## [Data records]
◆ ◆ ◆ ◆ ◆ ◆ ◆
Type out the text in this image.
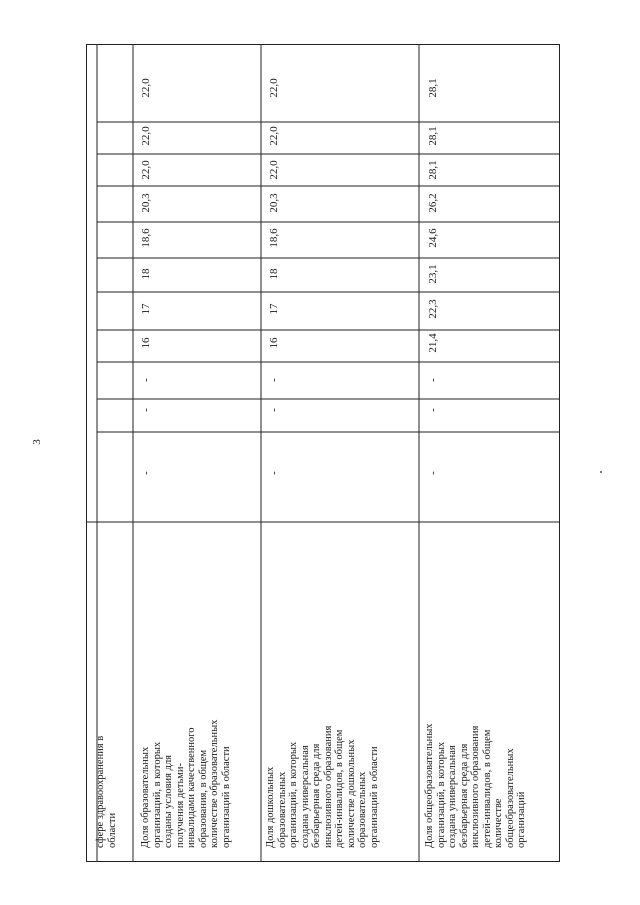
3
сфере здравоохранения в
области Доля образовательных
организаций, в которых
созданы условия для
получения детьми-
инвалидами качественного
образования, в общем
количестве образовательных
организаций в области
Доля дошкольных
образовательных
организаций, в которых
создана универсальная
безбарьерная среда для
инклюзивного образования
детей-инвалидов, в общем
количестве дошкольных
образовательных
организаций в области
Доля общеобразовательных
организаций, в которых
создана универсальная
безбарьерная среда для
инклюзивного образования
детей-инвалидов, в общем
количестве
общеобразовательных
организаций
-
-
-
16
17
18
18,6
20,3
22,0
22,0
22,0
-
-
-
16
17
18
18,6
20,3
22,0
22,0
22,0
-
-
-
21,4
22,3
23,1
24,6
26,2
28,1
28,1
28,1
◆ ◆ ◆ ◆ ◆ ◆ ◆
## [WHAT IS NEEDED]
How many of the lines above include the string "количестве"? Answer with the number only.

## [THE COMPLETED TASK]
3